--- ENUNCIADO ---
Responda, com base no texto sobre a sobrevida do veículo a combustão:
(a) Qual é o título da matéria publicada pela revista Automotive Business?
(b) Em que capítulo da medida provisória do Mover consta a possibilidade de habilitação de projetos de relocalização de unidades industriais?
(c) Que cargo Henry Joseph Jr ocupa na Anfavea?

--- TEXTO ---
Sobrevida do veículo a combustão é oportunidade para atualização das fábricas locais a um custo menor
Recentemente a revista Automotive Business publicou uma matéria sobre as particularidades da produção de automóveis elétricos e a combustão no mercado brasileiro. Com o título “Brasil abre as portas para linhas de montagem importadas”, o artigo fala da corrida pela eletrificação da frota circulante em países desenvolvidos não transformou apenas veículos e a mobilidade urbana, mas também os meios de produção. Afinal, produzir automóveis elétricos tem suas particularidades, e a então configuração das fábricas, com equipamentos, processos e logística moldados para o carro a combustão, virou algo aparentemente obsoleto.
As linhas de montagem modernas, que foram concebidas para produzir em larga escala, com equipamentos de última geração, deixaram de cair na vala da inatividade para ganhar sobrevida nas filiais de montadoras instaladas em países onde os veículos a combustão ainda terão anos pela frente.
As diferenças entre o processo de eletrificação veicular entre países ricos e aqueles em desenvolvimento viabilizou uma espécie de temporada de caça às linhas de montagem motores, transmissões e outros componentes que fazem parte da arquitetura do veículo a combustão.
Isso porque este acesso ao equipamento de fábricas no exterior proporciona um enorme e vantajoso corte de custos às fabricantes instaladas aqui. Seria possível investir menos, por exemplo, na construção de um ativo para produzir componentes para veículos híbridos, uma vez que os equipamentos já foram amortizados pelas matrizes no passado.
A importação dessas linhas é uma atividade incentivada pelo Programa Mobilidade Verde (Mover), que será a próxima política industrial que dará as diretrizes para o setor automotivo nacional. No capítulo quatro da medida provisória (MP) consta a possibilidade de habilitação de projetos de relocalização de unidades industriais, linhas de montagem ou células de produção, conforme procedimentos de importação de bens usados, para a produção de produtos automotivos.
As empresas que realizarem esta operação, segundo as regras do Mover, poderão apurar crédito financeiro correspondente ao imposto de importação dos equipamentos industriais recebidos. Hoje, quem importa linhas e equipamentos paga o imposto de importação referente à categoria.
"O processo de produção de veículos híbridos e seus componentes, por exemplo, demanda um altíssimo investimento que demora para dar retorno porque, para isso, é preciso escala, e o nosso mercado ainda é pequeno. A importação das linhas, em outras palavras, acelera o processo produtivo de uma forma mais barata", disse Henry Joseph Jr, diretor técnico da Anfavea, associação que representa as montadoras.

--- CONJUNTO DE DADOS ---
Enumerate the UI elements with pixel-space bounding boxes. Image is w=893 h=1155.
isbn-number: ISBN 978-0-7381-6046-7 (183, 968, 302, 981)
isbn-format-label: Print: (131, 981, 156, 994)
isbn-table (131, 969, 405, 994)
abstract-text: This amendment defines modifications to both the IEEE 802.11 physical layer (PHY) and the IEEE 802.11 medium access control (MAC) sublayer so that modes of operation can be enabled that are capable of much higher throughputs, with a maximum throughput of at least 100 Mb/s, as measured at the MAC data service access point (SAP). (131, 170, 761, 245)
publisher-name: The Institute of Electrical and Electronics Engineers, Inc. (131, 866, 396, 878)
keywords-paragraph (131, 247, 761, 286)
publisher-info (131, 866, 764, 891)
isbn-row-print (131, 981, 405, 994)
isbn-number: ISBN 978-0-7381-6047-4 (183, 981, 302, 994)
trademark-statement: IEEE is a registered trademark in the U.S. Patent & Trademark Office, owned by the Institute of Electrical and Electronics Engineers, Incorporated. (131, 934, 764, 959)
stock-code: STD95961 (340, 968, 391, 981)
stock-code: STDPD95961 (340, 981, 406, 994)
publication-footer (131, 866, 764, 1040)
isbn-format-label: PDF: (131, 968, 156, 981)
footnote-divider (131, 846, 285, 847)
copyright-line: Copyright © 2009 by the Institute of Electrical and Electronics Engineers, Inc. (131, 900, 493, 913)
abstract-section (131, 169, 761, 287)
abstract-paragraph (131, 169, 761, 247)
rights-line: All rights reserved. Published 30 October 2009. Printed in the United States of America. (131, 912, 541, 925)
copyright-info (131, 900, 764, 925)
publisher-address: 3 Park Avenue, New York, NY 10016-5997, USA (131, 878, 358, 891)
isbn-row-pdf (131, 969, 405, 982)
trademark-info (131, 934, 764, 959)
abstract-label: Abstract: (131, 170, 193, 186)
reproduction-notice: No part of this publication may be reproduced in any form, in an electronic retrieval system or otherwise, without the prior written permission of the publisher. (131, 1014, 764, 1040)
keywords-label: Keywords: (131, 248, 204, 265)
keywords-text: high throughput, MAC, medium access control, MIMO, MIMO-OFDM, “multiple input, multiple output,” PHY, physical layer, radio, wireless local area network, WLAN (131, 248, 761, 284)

--- RESOLUÇÃO ---
(a) “Brasil abre as portas para linhas de montagem importadas”.
(b) No capítulo quatro.
(c) Diretor técnico.